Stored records
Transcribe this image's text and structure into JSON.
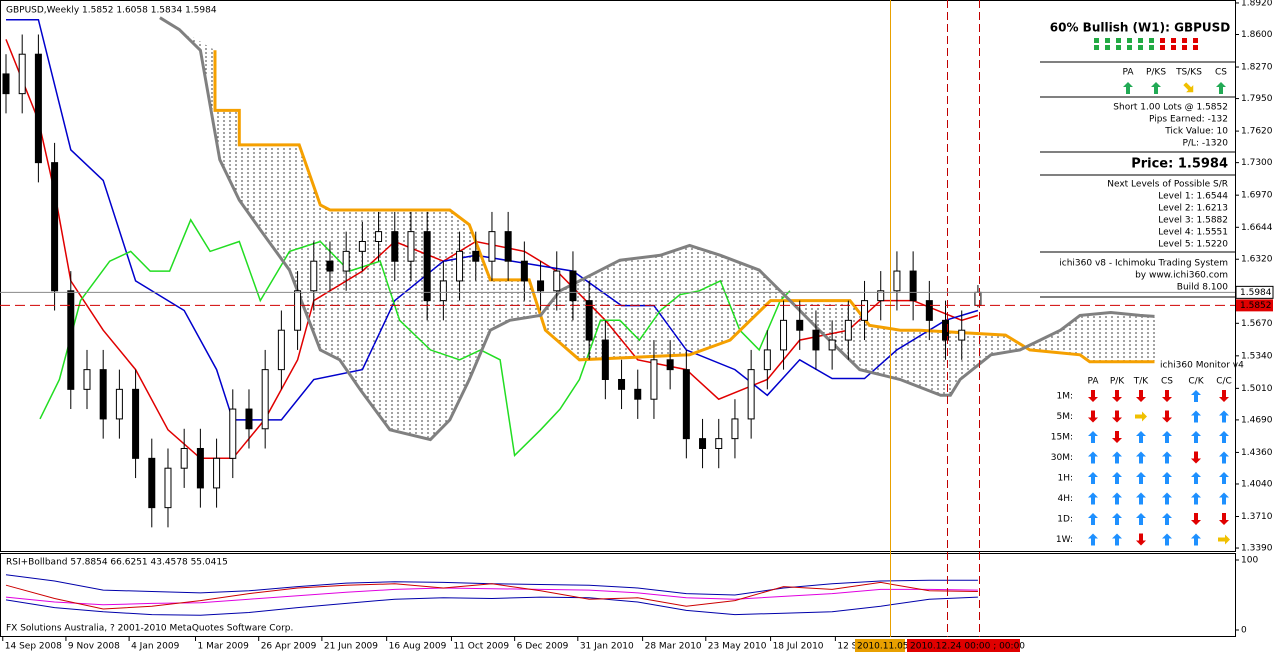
{
  "chart_data": [
    {
      "type": "candlestick",
      "title": "GBPUSD,Weekly  1.5852 1.6058 1.5834 1.5984",
      "open": [
        1.82,
        1.8,
        1.84,
        1.73,
        1.6,
        1.5,
        1.52,
        1.47,
        1.5,
        1.43,
        1.38,
        1.42,
        1.44,
        1.4,
        1.43,
        1.48,
        1.46,
        1.52,
        1.56,
        1.6,
        1.63,
        1.62,
        1.64,
        1.65,
        1.66,
        1.63,
        1.66,
        1.59,
        1.61,
        1.64,
        1.63,
        1.66,
        1.63,
        1.61,
        1.6,
        1.62,
        1.59,
        1.55,
        1.51,
        1.5,
        1.49,
        1.53,
        1.52,
        1.45,
        1.44,
        1.45,
        1.47,
        1.52,
        1.54,
        1.57,
        1.56,
        1.54,
        1.55,
        1.57,
        1.59,
        1.6,
        1.62,
        1.59,
        1.57,
        1.55,
        1.5852
      ],
      "high": [
        1.84,
        1.86,
        1.86,
        1.75,
        1.62,
        1.54,
        1.54,
        1.52,
        1.52,
        1.45,
        1.44,
        1.46,
        1.46,
        1.45,
        1.5,
        1.5,
        1.54,
        1.58,
        1.62,
        1.65,
        1.65,
        1.66,
        1.67,
        1.68,
        1.68,
        1.68,
        1.68,
        1.63,
        1.66,
        1.66,
        1.68,
        1.68,
        1.65,
        1.63,
        1.64,
        1.64,
        1.61,
        1.57,
        1.53,
        1.52,
        1.55,
        1.55,
        1.54,
        1.47,
        1.47,
        1.49,
        1.54,
        1.56,
        1.59,
        1.59,
        1.58,
        1.57,
        1.59,
        1.61,
        1.62,
        1.64,
        1.64,
        1.61,
        1.59,
        1.58,
        1.6058
      ],
      "low": [
        1.78,
        1.78,
        1.71,
        1.58,
        1.48,
        1.48,
        1.45,
        1.45,
        1.41,
        1.36,
        1.36,
        1.4,
        1.38,
        1.38,
        1.41,
        1.44,
        1.44,
        1.5,
        1.54,
        1.58,
        1.6,
        1.6,
        1.62,
        1.63,
        1.61,
        1.61,
        1.57,
        1.57,
        1.59,
        1.61,
        1.61,
        1.61,
        1.59,
        1.58,
        1.58,
        1.57,
        1.53,
        1.49,
        1.48,
        1.47,
        1.47,
        1.5,
        1.43,
        1.42,
        1.42,
        1.43,
        1.45,
        1.5,
        1.52,
        1.54,
        1.52,
        1.52,
        1.53,
        1.55,
        1.57,
        1.58,
        1.57,
        1.55,
        1.53,
        1.53,
        1.5834
      ],
      "close": [
        1.8,
        1.84,
        1.73,
        1.6,
        1.5,
        1.52,
        1.47,
        1.5,
        1.43,
        1.38,
        1.42,
        1.44,
        1.4,
        1.43,
        1.48,
        1.46,
        1.52,
        1.56,
        1.6,
        1.63,
        1.62,
        1.64,
        1.65,
        1.66,
        1.63,
        1.66,
        1.59,
        1.61,
        1.64,
        1.63,
        1.66,
        1.63,
        1.61,
        1.6,
        1.62,
        1.59,
        1.55,
        1.51,
        1.5,
        1.49,
        1.53,
        1.52,
        1.45,
        1.44,
        1.45,
        1.47,
        1.52,
        1.54,
        1.57,
        1.56,
        1.54,
        1.55,
        1.57,
        1.59,
        1.6,
        1.62,
        1.59,
        1.57,
        1.55,
        1.56,
        1.5984
      ],
      "lines": [
        {
          "color": "#e00000",
          "x": [
            0,
            2,
            3,
            4,
            6,
            8,
            10,
            12,
            14,
            16,
            18,
            19,
            22,
            24,
            27,
            29,
            32,
            34,
            37,
            39,
            42,
            44,
            47,
            49,
            52,
            54,
            56,
            59,
            60
          ],
          "values": [
            1.855,
            1.773,
            1.7,
            1.61,
            1.56,
            1.52,
            1.459,
            1.43,
            1.43,
            1.47,
            1.53,
            1.59,
            1.62,
            1.65,
            1.63,
            1.65,
            1.64,
            1.62,
            1.57,
            1.53,
            1.52,
            1.49,
            1.51,
            1.55,
            1.56,
            1.59,
            1.59,
            1.57,
            1.575
          ]
        },
        {
          "color": "#0000cc",
          "x": [
            0,
            2,
            4,
            6,
            8,
            11,
            13,
            14,
            17,
            19,
            22,
            24,
            27,
            29,
            35,
            38,
            40,
            42,
            45,
            47,
            49,
            51,
            53,
            55,
            58,
            60
          ],
          "values": [
            1.875,
            1.875,
            1.743,
            1.712,
            1.61,
            1.58,
            1.52,
            1.469,
            1.469,
            1.51,
            1.52,
            1.59,
            1.63,
            1.636,
            1.62,
            1.585,
            1.585,
            1.54,
            1.52,
            1.494,
            1.53,
            1.511,
            1.511,
            1.54,
            1.57,
            1.58
          ]
        },
        {
          "color": "#22dd22",
          "x": [
            2.1,
            3.3,
            4.6,
            6.4,
            7.7,
            8.9,
            10.1,
            11.4,
            12.6,
            14.4,
            15.7,
            17.5,
            19.4,
            21.2,
            23.1,
            24.3,
            26.2,
            28,
            29.3,
            30.5,
            31.4,
            33,
            34.2,
            35.4,
            36.7,
            37.9,
            39.1,
            40.4,
            41.6,
            42.8,
            44.1,
            45.3,
            46.5,
            47.8,
            48.4
          ],
          "values": [
            1.47,
            1.51,
            1.59,
            1.63,
            1.64,
            1.62,
            1.62,
            1.672,
            1.64,
            1.65,
            1.59,
            1.64,
            1.65,
            1.62,
            1.63,
            1.57,
            1.54,
            1.53,
            1.54,
            1.53,
            1.433,
            1.459,
            1.48,
            1.51,
            1.57,
            1.57,
            1.55,
            1.58,
            1.596,
            1.6,
            1.61,
            1.56,
            1.54,
            1.59,
            1.6
          ]
        },
        {
          "color": "#f5a000",
          "x": [
            12.9,
            12.9,
            14.4,
            14.4,
            18.1,
            19.4,
            20,
            27.4,
            28.6,
            29.9,
            32.3,
            33.3,
            35.4,
            42.2,
            44.7,
            47.2,
            52.1,
            53.3,
            55.2,
            56.4,
            61.7,
            63.2,
            66.3,
            66.9,
            70.9
          ],
          "values": [
            1.844,
            1.783,
            1.783,
            1.748,
            1.748,
            1.687,
            1.682,
            1.682,
            1.667,
            1.611,
            1.611,
            1.56,
            1.53,
            1.535,
            1.55,
            1.59,
            1.59,
            1.565,
            1.56,
            1.56,
            1.555,
            1.54,
            1.535,
            1.528,
            1.528
          ]
        },
        {
          "color": "#808080",
          "x": [
            9.5,
            10.7,
            12,
            13.2,
            14.4,
            15.7,
            17.5,
            19.4,
            20.6,
            21.9,
            23.7,
            26.2,
            27.4,
            28.6,
            29.9,
            31.1,
            33,
            34.2,
            35.4,
            37.9,
            40.4,
            42.2,
            44.1,
            46.5,
            48.4,
            50.2,
            52.7,
            55.2,
            57.7,
            58.3,
            58.9,
            60.8,
            62.6,
            65.1,
            66.3,
            68.2,
            70,
            70.9
          ],
          "values": [
            1.877,
            1.865,
            1.844,
            1.733,
            1.692,
            1.662,
            1.621,
            1.54,
            1.53,
            1.499,
            1.459,
            1.449,
            1.469,
            1.51,
            1.56,
            1.57,
            1.575,
            1.6,
            1.61,
            1.631,
            1.636,
            1.646,
            1.636,
            1.621,
            1.59,
            1.56,
            1.52,
            1.51,
            1.494,
            1.494,
            1.51,
            1.535,
            1.54,
            1.56,
            1.575,
            1.578,
            1.575,
            1.574
          ]
        }
      ],
      "current_price": {
        "value": 1.5984,
        "label": "1.5984"
      },
      "order_price": {
        "value": 1.5852,
        "label": "1.5852"
      },
      "xlim": [
        -0.37,
        75.87
      ],
      "ylim": [
        1.336,
        1.895
      ],
      "yticks": [
        {
          "value": 1.892,
          "label": "1.8920"
        },
        {
          "value": 1.86,
          "label": "1.8600"
        },
        {
          "value": 1.827,
          "label": "1.8270"
        },
        {
          "value": 1.795,
          "label": "1.7950"
        },
        {
          "value": 1.762,
          "label": "1.7620"
        },
        {
          "value": 1.73,
          "label": "1.7300"
        },
        {
          "value": 1.697,
          "label": "1.6970"
        },
        {
          "value": 1.6644,
          "label": "1.6644"
        },
        {
          "value": 1.632,
          "label": "1.6320"
        },
        {
          "value": 1.567,
          "label": "1.5670"
        },
        {
          "value": 1.534,
          "label": "1.5340"
        },
        {
          "value": 1.501,
          "label": "1.5010"
        },
        {
          "value": 1.469,
          "label": "1.4690"
        },
        {
          "value": 1.436,
          "label": "1.4360"
        },
        {
          "value": 1.404,
          "label": "1.4040"
        },
        {
          "value": 1.371,
          "label": "1.3710"
        },
        {
          "value": 1.339,
          "label": "1.3390"
        }
      ],
      "xticks": [
        {
          "value": -0.2,
          "label": "14 Sep 2008"
        },
        {
          "value": 3.7,
          "label": "9 Nov 2008"
        },
        {
          "value": 7.6,
          "label": "4 Jan 2009"
        },
        {
          "value": 11.7,
          "label": "1 Mar 2009"
        },
        {
          "value": 15.6,
          "label": "26 Apr 2009"
        },
        {
          "value": 19.5,
          "label": "21 Jun 2009"
        },
        {
          "value": 23.5,
          "label": "16 Aug 2009"
        },
        {
          "value": 27.5,
          "label": "11 Oct 2009"
        },
        {
          "value": 31.4,
          "label": "6 Dec 2009"
        },
        {
          "value": 35.3,
          "label": "31 Jan 2010"
        },
        {
          "value": 39.3,
          "label": "28 Mar 2010"
        },
        {
          "value": 43.2,
          "label": "23 May 2010"
        },
        {
          "value": 47.2,
          "label": "18 Jul 2010"
        },
        {
          "value": 51.2,
          "label": "12 S"
        }
      ]
    },
    {
      "type": "line",
      "title": "RSI+Bollband 57.8854 66.6251 43.4578 55.0415",
      "x": [
        0,
        3,
        6,
        9,
        12,
        15,
        18,
        21,
        24,
        27,
        30,
        33,
        36,
        39,
        42,
        45,
        48,
        51,
        54,
        57,
        60
      ],
      "series": [
        {
          "color": "#0000aa",
          "values": [
            79,
            70,
            57,
            55,
            53,
            56,
            62,
            67,
            69,
            68,
            66,
            65,
            64,
            60,
            52,
            50,
            60,
            66,
            70,
            71,
            71
          ]
        },
        {
          "color": "#0000aa",
          "values": [
            43,
            32,
            26,
            22,
            21,
            25,
            32,
            38,
            44,
            46,
            45,
            47,
            46,
            40,
            28,
            22,
            24,
            26,
            34,
            44,
            47
          ]
        },
        {
          "color": "#e000e0",
          "values": [
            47,
            40,
            36,
            38,
            39,
            44,
            49,
            54,
            58,
            60,
            59,
            58,
            57,
            53,
            46,
            44,
            48,
            52,
            58,
            58,
            57
          ]
        },
        {
          "color": "#cc0000",
          "values": [
            64,
            45,
            30,
            34,
            42,
            52,
            60,
            64,
            66,
            60,
            66,
            56,
            44,
            46,
            34,
            42,
            62,
            58,
            68,
            56,
            55
          ]
        }
      ],
      "xlim": [
        -0.37,
        75.87
      ],
      "ylim": [
        -10,
        110
      ],
      "yticks": [
        100,
        0
      ]
    }
  ],
  "copyright": "FX Solutions Australia, ? 2001-2010 MetaQuotes Software Corp.",
  "cursor_labels": [
    "2010.11.05",
    "2010.12.24 00:00 ; 00:00"
  ],
  "panel": {
    "signal_title": "60% Bullish (W1): GBPUSD",
    "columns": [
      "PA",
      "P/KS",
      "TS/KS",
      "CS"
    ],
    "trade": [
      "Short 1.00 Lots @ 1.5852",
      "Pips Earned: -132",
      "Tick Value: 10",
      "P/L: -1320"
    ],
    "price": "Price: 1.5984",
    "levels_title": "Next Levels of Possible S/R",
    "levels": [
      "Level 1: 1.6544",
      "Level 2: 1.6213",
      "Level 3: 1.5882",
      "Level 4: 1.5551",
      "Level 5: 1.5220"
    ],
    "credits": [
      "ichi360 v8 - Ichimoku Trading System",
      "by www.ichi360.com",
      "Build 8.100"
    ],
    "monitor": {
      "title": "ichi360 Monitor v4",
      "columns": [
        "PA",
        "P/K",
        "T/K",
        "CS",
        "C/K",
        "C/C"
      ],
      "rows": [
        "1M:",
        "5M:",
        "15M:",
        "30M:",
        "1H:",
        "4H:",
        "1D:",
        "1W:"
      ]
    }
  }
}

→ Request: Copy out every line that includes the word "GBPUSD".

→ Answer to this exercise:
      "title": "GBPUSD,Weekly  1.5852 1.6058 1.5834 1.5984",
    "signal_title": "60% Bullish (W1): GBPUSD",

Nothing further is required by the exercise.